▶ PROBLEM DETAILS
Find out how many lines of the material contain the string "Bank" and give only that figure.

▶ DATA SUPPLIED
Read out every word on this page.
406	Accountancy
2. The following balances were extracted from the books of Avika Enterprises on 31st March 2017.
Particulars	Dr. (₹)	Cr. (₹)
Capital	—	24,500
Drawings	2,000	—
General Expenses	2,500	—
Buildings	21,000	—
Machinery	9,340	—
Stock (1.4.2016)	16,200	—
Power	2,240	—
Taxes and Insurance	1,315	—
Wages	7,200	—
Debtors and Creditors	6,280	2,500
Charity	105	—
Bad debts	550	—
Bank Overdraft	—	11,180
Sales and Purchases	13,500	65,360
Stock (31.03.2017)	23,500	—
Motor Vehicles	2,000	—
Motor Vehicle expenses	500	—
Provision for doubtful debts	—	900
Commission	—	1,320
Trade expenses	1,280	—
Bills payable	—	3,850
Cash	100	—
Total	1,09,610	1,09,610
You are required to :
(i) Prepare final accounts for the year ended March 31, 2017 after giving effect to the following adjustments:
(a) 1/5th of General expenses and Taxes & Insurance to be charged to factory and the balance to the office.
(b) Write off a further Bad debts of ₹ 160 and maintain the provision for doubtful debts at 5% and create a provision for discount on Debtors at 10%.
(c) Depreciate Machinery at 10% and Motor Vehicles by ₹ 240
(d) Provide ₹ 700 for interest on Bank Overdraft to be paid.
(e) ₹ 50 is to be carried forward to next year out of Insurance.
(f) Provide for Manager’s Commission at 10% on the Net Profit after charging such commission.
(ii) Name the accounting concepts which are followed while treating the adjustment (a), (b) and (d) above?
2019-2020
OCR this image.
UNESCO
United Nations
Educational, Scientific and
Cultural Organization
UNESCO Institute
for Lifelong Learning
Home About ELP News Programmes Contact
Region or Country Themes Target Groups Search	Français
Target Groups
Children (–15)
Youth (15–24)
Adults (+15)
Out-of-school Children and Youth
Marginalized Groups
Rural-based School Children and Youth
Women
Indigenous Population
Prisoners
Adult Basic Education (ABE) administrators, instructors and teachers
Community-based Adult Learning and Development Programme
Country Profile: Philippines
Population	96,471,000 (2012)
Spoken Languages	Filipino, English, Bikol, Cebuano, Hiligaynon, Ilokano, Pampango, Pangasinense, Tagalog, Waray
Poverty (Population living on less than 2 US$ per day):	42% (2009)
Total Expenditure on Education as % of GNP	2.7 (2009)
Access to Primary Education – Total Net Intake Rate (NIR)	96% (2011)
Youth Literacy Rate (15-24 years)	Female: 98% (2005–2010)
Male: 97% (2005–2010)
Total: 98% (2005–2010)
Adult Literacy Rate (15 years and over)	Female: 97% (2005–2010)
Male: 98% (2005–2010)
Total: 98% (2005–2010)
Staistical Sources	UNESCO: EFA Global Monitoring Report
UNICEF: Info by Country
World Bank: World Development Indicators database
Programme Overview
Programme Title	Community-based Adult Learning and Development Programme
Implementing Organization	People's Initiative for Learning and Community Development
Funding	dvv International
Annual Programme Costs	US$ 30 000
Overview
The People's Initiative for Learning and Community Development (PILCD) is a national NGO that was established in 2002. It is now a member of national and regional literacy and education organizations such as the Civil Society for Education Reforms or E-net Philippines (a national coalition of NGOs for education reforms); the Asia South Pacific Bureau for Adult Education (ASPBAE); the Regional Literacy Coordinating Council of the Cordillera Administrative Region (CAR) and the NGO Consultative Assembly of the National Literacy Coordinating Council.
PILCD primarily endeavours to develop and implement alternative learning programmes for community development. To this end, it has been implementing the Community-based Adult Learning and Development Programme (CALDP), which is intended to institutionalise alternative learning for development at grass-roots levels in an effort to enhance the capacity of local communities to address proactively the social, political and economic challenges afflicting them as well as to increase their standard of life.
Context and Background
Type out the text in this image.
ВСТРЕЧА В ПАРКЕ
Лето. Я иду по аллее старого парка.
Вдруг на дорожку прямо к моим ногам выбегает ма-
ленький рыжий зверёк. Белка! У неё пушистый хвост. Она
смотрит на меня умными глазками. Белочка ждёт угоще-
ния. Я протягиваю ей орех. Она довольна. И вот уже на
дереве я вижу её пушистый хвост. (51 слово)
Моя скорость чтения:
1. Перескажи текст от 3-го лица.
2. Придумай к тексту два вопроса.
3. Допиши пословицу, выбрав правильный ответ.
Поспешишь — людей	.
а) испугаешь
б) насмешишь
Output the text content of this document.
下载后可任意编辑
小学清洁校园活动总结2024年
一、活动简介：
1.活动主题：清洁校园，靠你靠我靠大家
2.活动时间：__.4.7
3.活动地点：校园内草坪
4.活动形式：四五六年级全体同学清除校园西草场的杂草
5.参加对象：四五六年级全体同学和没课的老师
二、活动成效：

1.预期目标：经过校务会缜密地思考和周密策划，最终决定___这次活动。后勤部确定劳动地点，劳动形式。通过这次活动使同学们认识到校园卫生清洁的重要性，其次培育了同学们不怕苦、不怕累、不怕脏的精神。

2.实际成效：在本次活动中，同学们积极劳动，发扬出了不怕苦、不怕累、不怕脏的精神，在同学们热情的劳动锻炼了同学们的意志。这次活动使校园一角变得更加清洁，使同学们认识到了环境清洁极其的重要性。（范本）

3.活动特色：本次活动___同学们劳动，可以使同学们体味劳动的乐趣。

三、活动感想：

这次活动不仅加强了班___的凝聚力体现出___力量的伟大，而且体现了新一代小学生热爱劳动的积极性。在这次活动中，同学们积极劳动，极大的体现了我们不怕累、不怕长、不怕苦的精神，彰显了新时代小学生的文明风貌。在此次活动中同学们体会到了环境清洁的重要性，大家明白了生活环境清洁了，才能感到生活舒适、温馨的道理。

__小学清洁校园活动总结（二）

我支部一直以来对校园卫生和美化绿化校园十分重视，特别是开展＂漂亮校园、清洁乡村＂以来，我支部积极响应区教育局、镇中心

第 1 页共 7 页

▶ COMPLETE OUTPUT
3